CONSEGNA 1: Nel brano da leggere si afferma che gli "standards", nati come disciplinari tecnici, sono diventati una vera e propria fonte normativa primaria. Spiega perché, secondo il brano, è avvenuto questo passaggio.

BRANO DA LEGGERE:

Una larga fascia di Cittadini, Consumatori, Professionisti, Dipendenti, ben preparata e consapevole delle problematiche della Sicurezza, potrebbe essere la chiave per il successo di uno Stato consapevole dell’esistenza del Rischio (dove la verità è che non si è mai ‘preparati’, si può solo essere ‘pronti’) e di un programma aziendale od istituzionale efficace.

L’importanza del fattore umano coinvolto nella sicurezza non può e non deve essere sottovalutata. D’altra parte, il concetto di ‘rischio’ deve passare dal costituire appannaggio di matematici o al massimo uomini di azienda, all’essere un elemento portante della coscienza consapevole di essere parte di un sistema eco-complesso instabile.

L’obbligo della previsione di “security” e di “business continuity” managers che gestiscano gli O.S.P.s sono l’esempio lampante di tale fenomeno. Fenomeno, ricordiamo, che si può dire sia iniziato con la previsione – a livello europeo ed internazionale – dei così detti “standards”, sia di processo che di prodotto.

Gli “standards” sono definiti “norme tecniche” ma, nel tempo, da ‘disciplinari tecnici’ sono divenuti vera e propria fonte normativa primaria, avendovi le leggi fatto riferimento e, quindi, riconducendoli nell’alveo dei propri dettati.

MATERIALI FORNITI:

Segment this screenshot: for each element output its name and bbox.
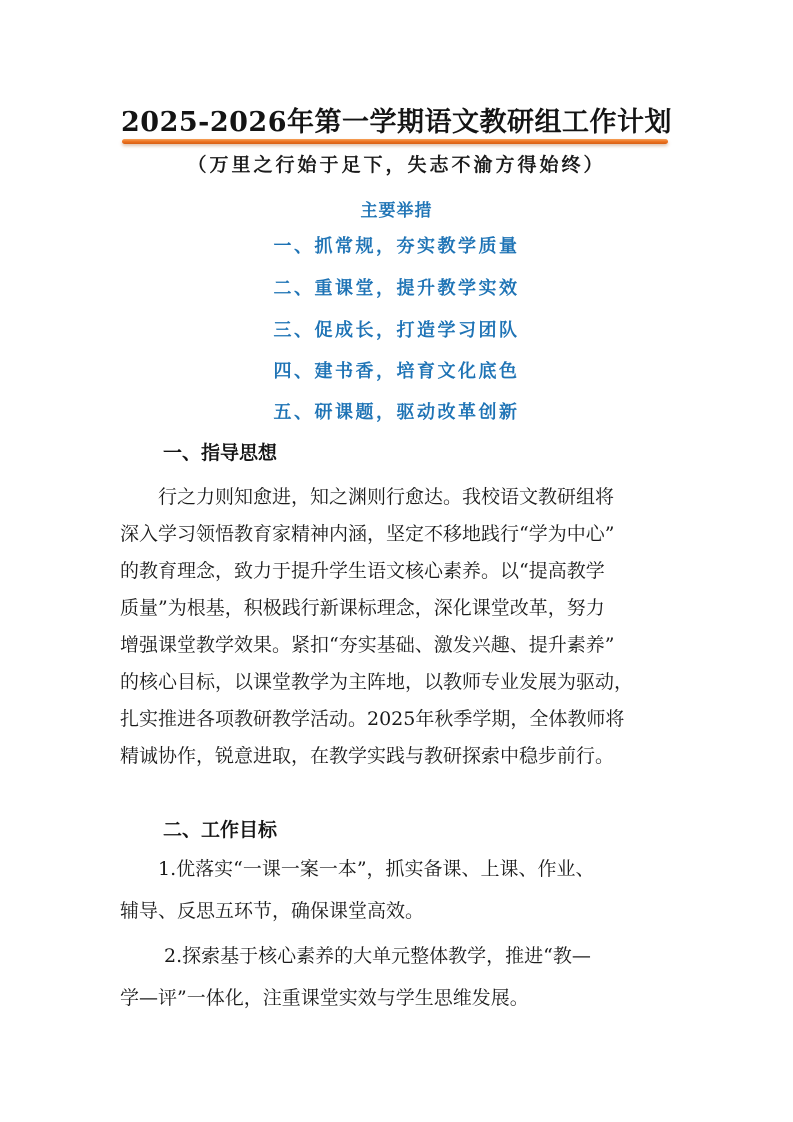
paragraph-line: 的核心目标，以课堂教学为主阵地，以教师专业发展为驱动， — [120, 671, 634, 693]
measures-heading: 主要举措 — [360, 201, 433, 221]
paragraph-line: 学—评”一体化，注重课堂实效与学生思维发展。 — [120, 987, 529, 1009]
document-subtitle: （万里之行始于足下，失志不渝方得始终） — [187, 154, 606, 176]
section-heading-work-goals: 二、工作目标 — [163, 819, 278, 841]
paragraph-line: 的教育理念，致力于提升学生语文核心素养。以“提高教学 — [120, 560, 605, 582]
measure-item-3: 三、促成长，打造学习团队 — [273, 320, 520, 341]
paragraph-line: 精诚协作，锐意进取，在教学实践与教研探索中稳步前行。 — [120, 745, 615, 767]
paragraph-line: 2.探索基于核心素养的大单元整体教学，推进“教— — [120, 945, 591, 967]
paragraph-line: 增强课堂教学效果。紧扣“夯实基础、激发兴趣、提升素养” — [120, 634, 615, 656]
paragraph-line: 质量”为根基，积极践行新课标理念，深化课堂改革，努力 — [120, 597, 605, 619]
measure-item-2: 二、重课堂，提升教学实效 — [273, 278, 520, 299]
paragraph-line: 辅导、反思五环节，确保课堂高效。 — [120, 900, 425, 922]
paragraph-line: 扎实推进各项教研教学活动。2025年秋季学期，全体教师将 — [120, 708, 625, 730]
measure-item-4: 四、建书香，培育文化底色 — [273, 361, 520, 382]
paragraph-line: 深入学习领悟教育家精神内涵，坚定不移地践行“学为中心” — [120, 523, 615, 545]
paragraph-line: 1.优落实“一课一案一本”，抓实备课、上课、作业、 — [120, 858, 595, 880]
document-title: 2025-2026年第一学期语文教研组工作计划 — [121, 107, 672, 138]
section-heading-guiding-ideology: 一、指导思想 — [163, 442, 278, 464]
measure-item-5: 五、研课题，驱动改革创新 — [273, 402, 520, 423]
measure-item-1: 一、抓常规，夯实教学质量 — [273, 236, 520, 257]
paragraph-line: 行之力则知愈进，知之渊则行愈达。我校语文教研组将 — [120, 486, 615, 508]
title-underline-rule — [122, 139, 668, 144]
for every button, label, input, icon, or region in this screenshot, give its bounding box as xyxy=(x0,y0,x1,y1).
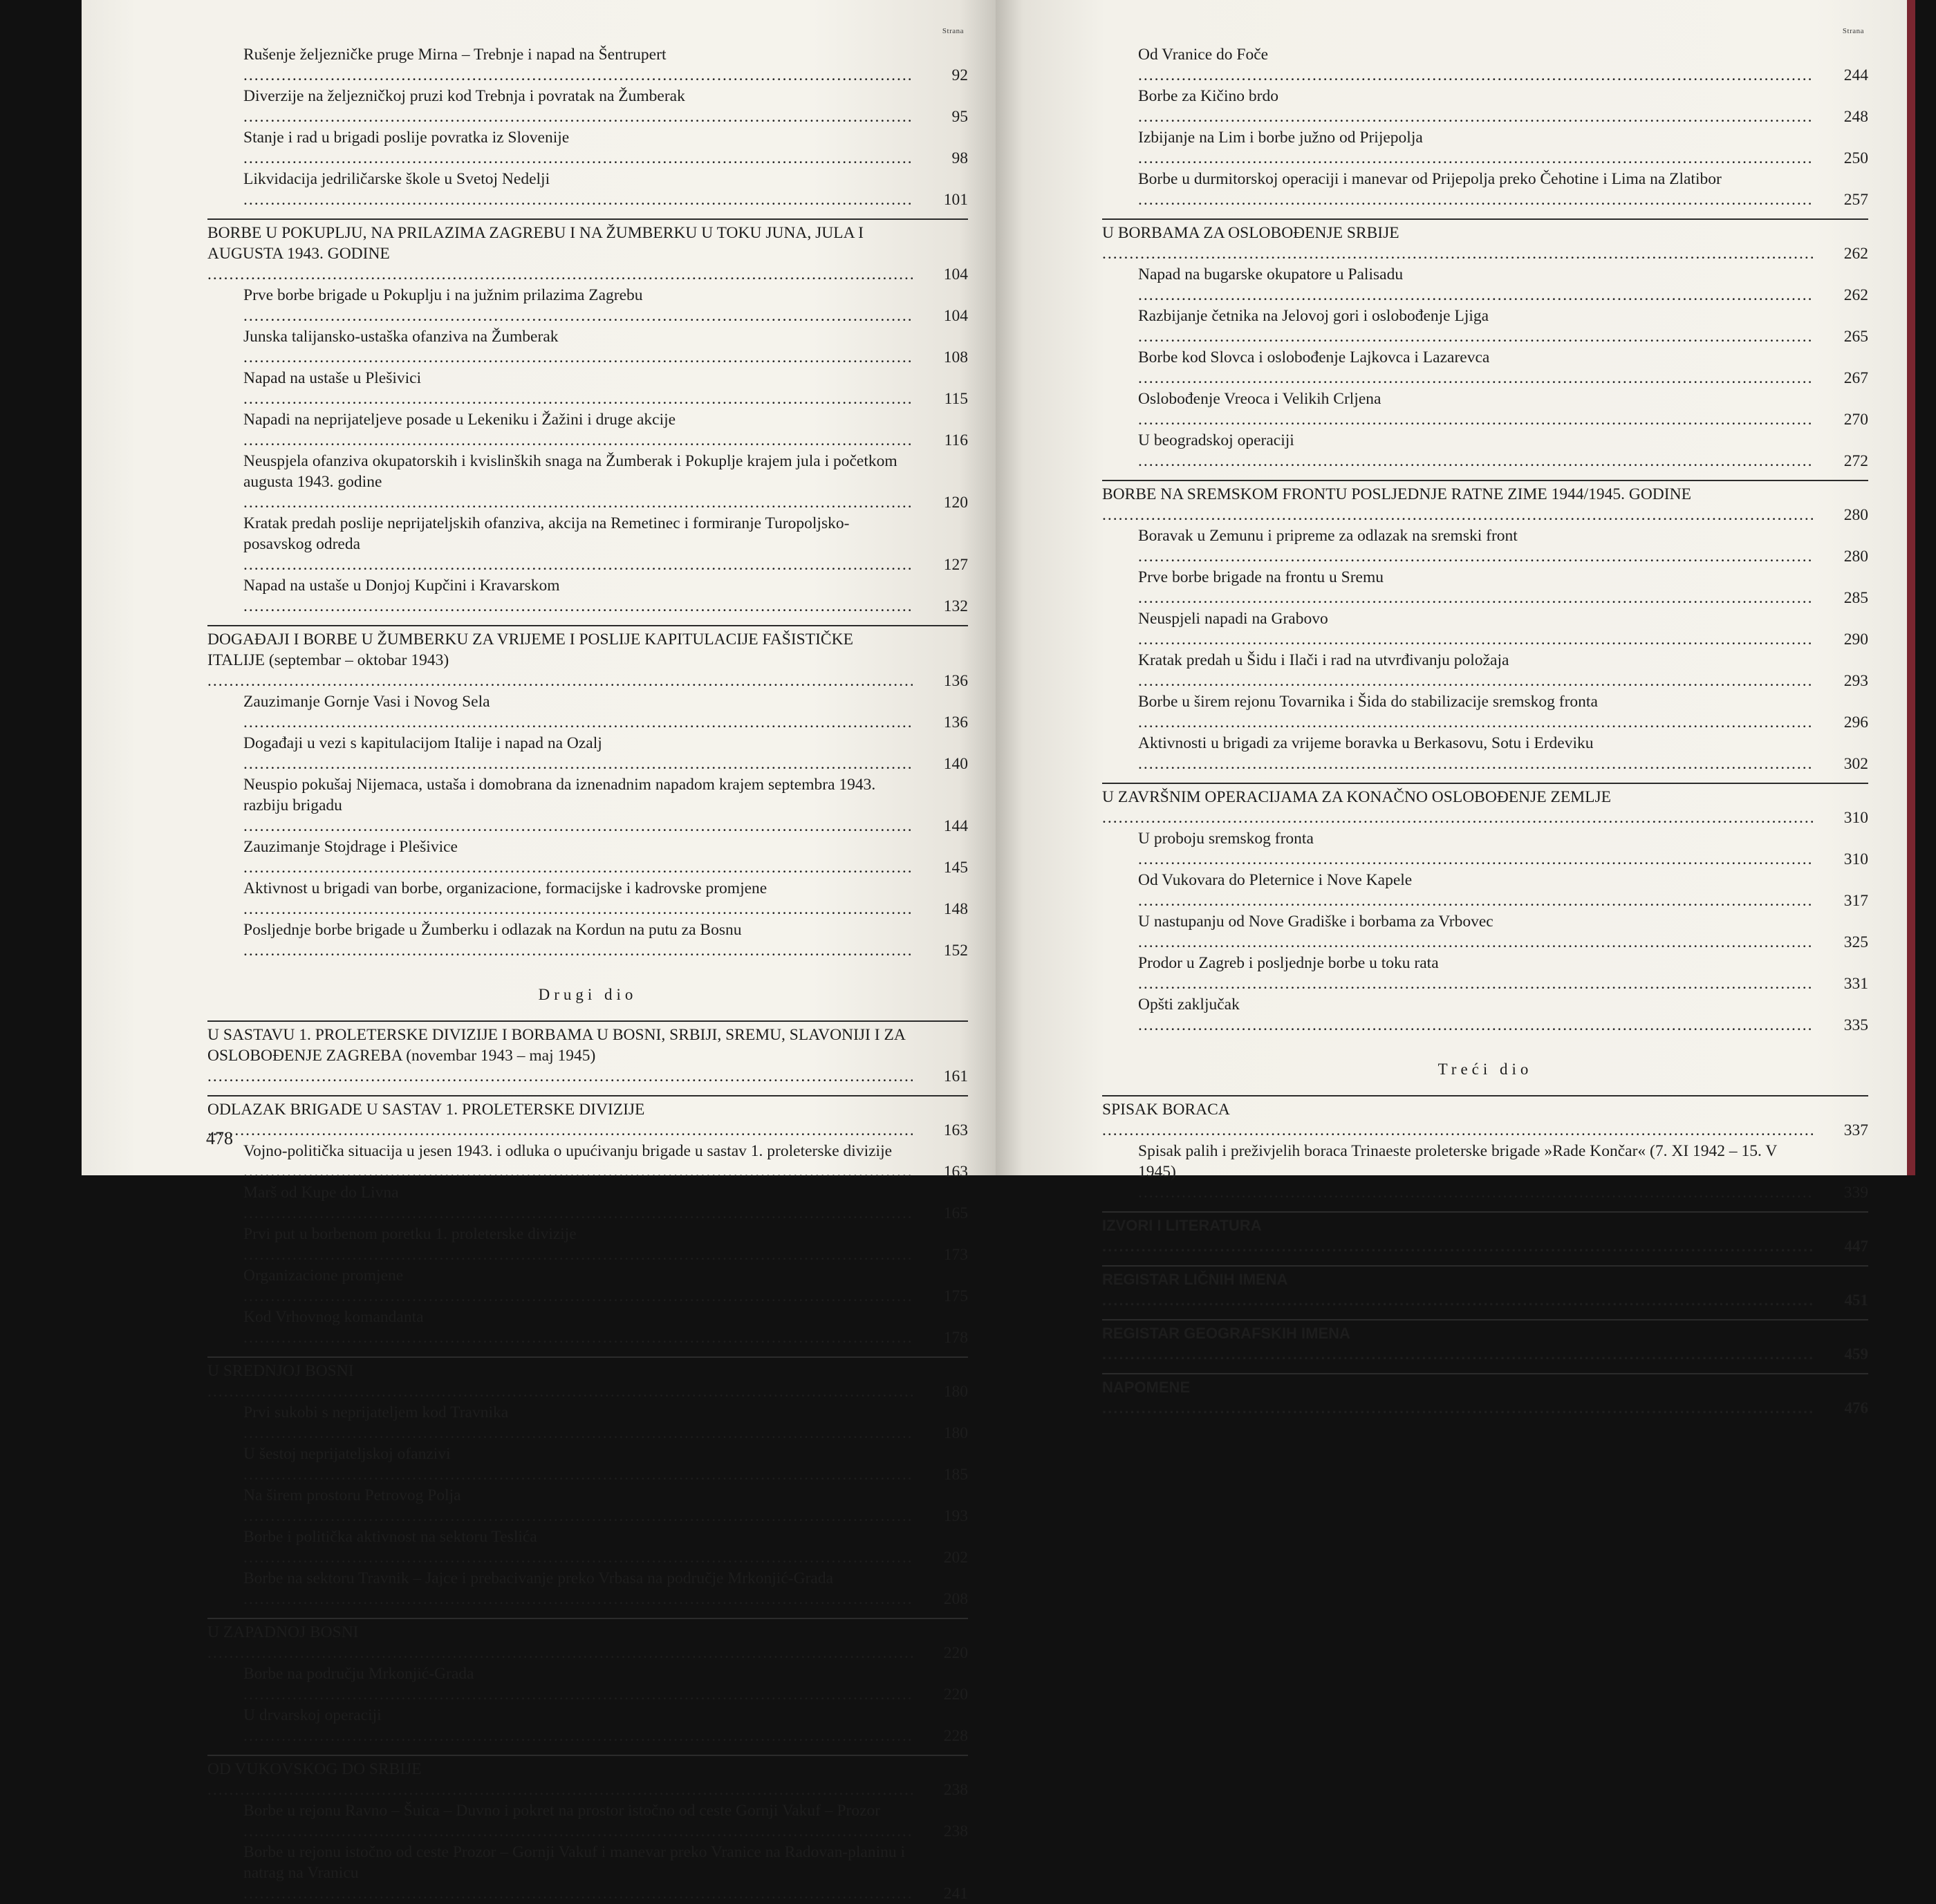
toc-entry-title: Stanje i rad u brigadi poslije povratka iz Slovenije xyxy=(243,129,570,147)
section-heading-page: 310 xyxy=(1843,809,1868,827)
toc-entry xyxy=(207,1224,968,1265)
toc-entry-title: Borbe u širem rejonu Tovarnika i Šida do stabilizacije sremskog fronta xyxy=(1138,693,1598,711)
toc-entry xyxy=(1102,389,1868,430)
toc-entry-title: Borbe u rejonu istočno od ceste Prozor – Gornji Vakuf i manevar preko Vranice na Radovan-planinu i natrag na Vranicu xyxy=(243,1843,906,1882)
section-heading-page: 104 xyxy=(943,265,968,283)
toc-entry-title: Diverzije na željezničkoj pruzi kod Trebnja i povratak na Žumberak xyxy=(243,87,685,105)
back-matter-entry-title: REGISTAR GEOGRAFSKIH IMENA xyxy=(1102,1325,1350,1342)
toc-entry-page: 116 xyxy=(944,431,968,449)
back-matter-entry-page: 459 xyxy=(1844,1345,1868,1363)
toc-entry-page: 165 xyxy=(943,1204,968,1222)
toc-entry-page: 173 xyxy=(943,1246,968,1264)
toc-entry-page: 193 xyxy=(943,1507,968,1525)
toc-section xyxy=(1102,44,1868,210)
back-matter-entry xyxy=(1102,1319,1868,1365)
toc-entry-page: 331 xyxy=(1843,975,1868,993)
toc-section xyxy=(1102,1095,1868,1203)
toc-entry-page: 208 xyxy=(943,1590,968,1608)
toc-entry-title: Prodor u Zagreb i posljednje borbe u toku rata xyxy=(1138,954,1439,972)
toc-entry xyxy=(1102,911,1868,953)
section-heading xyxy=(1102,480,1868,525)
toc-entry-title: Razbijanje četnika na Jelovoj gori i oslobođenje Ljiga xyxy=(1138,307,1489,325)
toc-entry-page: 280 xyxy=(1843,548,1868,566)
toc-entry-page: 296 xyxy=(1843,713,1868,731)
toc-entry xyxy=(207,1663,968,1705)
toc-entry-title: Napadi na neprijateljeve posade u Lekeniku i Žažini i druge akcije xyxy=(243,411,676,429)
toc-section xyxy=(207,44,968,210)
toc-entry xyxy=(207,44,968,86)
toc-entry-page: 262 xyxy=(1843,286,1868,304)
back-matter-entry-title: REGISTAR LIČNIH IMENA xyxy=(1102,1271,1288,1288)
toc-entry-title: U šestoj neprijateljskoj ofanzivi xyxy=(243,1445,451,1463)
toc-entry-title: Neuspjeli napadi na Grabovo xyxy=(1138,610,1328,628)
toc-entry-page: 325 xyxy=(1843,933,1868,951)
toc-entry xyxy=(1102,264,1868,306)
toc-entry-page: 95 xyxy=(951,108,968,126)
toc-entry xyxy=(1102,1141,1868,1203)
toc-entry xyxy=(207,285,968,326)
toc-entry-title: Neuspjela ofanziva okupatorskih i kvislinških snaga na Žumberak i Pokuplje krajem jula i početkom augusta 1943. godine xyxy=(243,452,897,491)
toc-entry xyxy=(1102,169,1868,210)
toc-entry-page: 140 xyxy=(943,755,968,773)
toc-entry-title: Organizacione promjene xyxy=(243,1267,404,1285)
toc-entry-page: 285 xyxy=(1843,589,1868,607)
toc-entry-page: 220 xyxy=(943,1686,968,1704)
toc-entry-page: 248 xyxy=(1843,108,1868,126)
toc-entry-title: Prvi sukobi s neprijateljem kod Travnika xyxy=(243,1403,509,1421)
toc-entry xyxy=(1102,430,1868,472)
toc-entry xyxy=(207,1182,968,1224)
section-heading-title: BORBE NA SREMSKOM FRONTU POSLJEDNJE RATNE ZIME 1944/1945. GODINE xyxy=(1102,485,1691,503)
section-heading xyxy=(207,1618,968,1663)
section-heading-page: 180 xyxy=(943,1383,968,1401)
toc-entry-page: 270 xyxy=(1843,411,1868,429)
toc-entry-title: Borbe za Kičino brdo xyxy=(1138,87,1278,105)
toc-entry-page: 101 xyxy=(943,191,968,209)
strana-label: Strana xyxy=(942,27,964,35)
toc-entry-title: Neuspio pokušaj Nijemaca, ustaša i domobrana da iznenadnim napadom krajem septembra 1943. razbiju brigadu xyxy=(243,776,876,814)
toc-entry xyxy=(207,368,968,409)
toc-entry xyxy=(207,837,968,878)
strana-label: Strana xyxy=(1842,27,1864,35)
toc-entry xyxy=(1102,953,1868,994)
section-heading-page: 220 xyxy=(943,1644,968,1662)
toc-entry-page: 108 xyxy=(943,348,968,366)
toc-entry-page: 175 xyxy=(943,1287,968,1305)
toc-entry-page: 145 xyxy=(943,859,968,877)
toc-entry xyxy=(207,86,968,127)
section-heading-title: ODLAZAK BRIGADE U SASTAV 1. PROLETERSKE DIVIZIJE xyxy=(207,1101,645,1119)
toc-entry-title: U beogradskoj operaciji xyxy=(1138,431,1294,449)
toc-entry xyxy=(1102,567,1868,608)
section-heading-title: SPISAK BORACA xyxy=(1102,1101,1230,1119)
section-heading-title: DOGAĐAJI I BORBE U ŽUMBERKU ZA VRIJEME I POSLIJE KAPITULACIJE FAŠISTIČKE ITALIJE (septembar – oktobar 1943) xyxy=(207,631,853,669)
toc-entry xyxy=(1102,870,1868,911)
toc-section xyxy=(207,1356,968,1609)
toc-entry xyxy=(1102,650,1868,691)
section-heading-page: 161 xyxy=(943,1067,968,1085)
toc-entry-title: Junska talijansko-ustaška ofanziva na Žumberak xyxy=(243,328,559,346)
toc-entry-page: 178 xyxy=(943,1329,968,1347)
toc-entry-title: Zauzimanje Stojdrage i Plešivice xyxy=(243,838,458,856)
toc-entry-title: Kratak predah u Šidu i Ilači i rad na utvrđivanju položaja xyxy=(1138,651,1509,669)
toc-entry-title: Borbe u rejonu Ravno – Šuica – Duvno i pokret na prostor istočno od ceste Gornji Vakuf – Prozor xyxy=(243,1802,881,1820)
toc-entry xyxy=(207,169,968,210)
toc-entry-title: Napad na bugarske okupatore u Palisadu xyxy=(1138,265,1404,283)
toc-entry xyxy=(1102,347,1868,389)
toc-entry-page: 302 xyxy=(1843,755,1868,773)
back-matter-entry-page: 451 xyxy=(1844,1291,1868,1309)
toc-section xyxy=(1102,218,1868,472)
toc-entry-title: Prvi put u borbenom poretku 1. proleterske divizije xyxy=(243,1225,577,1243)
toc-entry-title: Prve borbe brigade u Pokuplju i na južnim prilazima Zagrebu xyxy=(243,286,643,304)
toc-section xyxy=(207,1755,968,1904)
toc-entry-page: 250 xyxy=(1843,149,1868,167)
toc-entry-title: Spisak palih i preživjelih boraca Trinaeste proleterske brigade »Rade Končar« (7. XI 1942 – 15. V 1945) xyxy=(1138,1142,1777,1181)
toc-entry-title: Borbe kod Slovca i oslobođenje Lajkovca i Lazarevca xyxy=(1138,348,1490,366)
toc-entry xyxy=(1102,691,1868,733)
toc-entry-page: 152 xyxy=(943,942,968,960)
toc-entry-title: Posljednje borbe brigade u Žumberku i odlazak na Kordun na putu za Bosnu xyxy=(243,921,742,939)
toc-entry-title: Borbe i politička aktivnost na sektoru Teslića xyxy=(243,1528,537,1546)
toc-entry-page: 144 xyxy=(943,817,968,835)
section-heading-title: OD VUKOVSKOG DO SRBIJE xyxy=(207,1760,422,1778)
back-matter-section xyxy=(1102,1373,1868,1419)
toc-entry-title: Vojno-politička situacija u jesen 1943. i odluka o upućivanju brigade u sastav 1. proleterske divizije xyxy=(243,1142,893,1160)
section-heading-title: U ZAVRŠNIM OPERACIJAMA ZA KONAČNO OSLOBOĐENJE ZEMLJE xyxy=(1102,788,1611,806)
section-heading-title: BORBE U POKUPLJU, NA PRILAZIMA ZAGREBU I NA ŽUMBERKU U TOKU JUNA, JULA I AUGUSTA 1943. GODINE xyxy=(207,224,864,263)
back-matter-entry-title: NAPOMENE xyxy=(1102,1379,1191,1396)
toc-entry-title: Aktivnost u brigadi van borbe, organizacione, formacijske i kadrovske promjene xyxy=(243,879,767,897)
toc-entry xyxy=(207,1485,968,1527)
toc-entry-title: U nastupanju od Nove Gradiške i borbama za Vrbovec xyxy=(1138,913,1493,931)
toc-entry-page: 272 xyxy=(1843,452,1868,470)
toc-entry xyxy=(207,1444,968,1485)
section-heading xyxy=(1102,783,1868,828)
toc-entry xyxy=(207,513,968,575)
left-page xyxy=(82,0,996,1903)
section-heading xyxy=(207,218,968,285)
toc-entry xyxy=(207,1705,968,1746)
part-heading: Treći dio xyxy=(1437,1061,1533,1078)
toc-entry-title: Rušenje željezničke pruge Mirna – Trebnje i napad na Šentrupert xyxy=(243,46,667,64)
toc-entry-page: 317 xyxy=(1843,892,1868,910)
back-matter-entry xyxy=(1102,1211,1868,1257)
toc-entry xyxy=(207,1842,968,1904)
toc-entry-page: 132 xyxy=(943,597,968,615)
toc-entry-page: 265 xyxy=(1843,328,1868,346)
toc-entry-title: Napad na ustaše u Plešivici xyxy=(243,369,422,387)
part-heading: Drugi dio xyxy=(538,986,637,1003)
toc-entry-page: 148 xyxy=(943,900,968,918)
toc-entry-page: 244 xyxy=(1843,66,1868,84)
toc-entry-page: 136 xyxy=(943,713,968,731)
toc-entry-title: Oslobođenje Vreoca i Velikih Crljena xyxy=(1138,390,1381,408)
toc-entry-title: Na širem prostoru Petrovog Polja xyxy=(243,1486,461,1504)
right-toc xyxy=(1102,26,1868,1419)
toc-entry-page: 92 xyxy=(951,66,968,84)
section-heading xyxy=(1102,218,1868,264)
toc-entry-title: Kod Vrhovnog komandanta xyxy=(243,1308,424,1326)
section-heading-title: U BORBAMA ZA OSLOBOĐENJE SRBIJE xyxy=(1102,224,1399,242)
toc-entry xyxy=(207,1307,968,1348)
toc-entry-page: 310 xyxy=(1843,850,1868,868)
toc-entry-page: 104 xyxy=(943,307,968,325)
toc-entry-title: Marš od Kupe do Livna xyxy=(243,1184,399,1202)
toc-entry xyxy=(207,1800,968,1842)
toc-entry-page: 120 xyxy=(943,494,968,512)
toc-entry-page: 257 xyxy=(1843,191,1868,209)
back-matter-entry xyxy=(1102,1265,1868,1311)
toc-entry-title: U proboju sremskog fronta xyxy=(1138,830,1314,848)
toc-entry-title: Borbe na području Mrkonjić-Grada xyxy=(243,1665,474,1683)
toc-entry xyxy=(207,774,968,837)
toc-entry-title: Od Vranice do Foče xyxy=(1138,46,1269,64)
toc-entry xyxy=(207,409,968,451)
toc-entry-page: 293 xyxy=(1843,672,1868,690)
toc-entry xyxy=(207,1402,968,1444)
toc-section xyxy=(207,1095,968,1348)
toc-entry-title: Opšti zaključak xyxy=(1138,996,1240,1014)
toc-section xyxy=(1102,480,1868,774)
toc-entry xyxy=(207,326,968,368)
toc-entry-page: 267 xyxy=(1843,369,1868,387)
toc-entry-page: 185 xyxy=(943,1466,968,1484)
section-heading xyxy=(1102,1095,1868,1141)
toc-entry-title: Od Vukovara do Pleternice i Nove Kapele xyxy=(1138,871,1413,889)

CONSEGNA 2: Inserisci in una lista JSON di stringhe le righe dei materiali forniti, una stringa per ciascuna riga e senza le righe vuote. Parti dalla riga che contiene "paragraph-line: 的核心目标，以课堂教学为主阵地，以教师专业发展为驱动， —" e arriva fino a quella che contiene "for every button, label, input, icon, or", entrambe comprese.

RISPOSTA COMPLETA 1: Secondo il brano, gli "standards" sono diventati una fonte normativa primaria perché le leggi vi hanno fatto riferimento. In questo modo li hanno ricondotti nell'alveo dei propri dettati.

RISPOSTA COMPLETA 2:
[
  "paragraph-line: 的核心目标，以课堂教学为主阵地，以教师专业发展为驱动， — [120, 671, 634, 693]",
  "measures-heading: 主要举措 — [360, 201, 433, 221]",
  "paragraph-line: 学—评”一体化，注重课堂实效与学生思维发展。 — [120, 987, 529, 1009]",
  "document-subtitle: （万里之行始于足下，失志不渝方得始终） — [187, 154, 606, 176]",
  "section-heading-work-goals: 二、工作目标 — [163, 819, 278, 841]",
  "paragraph-line: 的教育理念，致力于提升学生语文核心素养。以“提高教学 — [120, 560, 605, 582]",
  "measure-item-3: 三、促成长，打造学习团队 — [273, 320, 520, 341]",
  "paragraph-line: 精诚协作，锐意进取，在教学实践与教研探索中稳步前行。 — [120, 745, 615, 767]",
  "paragraph-line: 2.探索基于核心素养的大单元整体教学，推进“教— — [120, 945, 591, 967]",
  "paragraph-line: 增强课堂教学效果。紧扣“夯实基础、激发兴趣、提升素养” — [120, 634, 615, 656]",
  "paragraph-line: 质量”为根基，积极践行新课标理念，深化课堂改革，努力 — [120, 597, 605, 619]",
  "measure-item-2: 二、重课堂，提升教学实效 — [273, 278, 520, 299]",
  "paragraph-line: 辅导、反思五环节，确保课堂高效。 — [120, 900, 425, 922]",
  "paragraph-line: 扎实推进各项教研教学活动。2025年秋季学期，全体教师将 — [120, 708, 625, 730]",
  "measure-item-4: 四、建书香，培育文化底色 — [273, 361, 520, 382]",
  "paragraph-line: 深入学习领悟教育家精神内涵，坚定不移地践行“学为中心” — [120, 523, 615, 545]",
  "paragraph-line: 1.优落实“一课一案一本”，抓实备课、上课、作业、 — [120, 858, 595, 880]",
  "document-title: 2025-2026年第一学期语文教研组工作计划 — [121, 107, 672, 138]",
  "section-heading-guiding-ideology: 一、指导思想 — [163, 442, 278, 464]",
  "measure-item-5: 五、研课题，驱动改革创新 — [273, 402, 520, 423]",
  "measure-item-1: 一、抓常规，夯实教学质量 — [273, 236, 520, 257]",
  "paragraph-line: 行之力则知愈进，知之渊则行愈达。我校语文教研组将 — [120, 486, 615, 508]",
  "title-underline-rule — [122, 139, 668, 144]",
  "for every button, label, input, icon, or region in this screenshot, give its bounding box as xyxy=(x0,y0,x1,y1)."
]